--- Raw data ---

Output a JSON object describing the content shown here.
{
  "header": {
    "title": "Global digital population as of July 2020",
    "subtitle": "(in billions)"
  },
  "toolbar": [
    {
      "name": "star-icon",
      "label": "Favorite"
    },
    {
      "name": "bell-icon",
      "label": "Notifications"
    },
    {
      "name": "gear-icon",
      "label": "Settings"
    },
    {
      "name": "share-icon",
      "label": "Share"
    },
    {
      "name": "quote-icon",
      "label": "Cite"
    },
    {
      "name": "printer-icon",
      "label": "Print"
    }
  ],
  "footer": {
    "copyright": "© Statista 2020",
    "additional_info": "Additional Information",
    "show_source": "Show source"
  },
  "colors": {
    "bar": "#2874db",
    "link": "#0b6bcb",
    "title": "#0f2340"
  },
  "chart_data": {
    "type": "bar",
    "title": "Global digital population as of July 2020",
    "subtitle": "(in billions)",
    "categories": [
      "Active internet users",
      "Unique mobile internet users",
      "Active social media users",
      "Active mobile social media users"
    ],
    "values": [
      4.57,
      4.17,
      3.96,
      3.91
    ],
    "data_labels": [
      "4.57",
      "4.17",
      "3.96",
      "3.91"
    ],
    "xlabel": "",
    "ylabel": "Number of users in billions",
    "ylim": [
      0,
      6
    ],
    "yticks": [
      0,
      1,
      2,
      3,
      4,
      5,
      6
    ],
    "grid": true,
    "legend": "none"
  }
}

---

Gather, from the listing above, every line carrying the word "name".

      "name": "star-icon",
      "name": "bell-icon",
      "name": "gear-icon",
      "name": "share-icon",
      "name": "quote-icon",
      "name": "printer-icon",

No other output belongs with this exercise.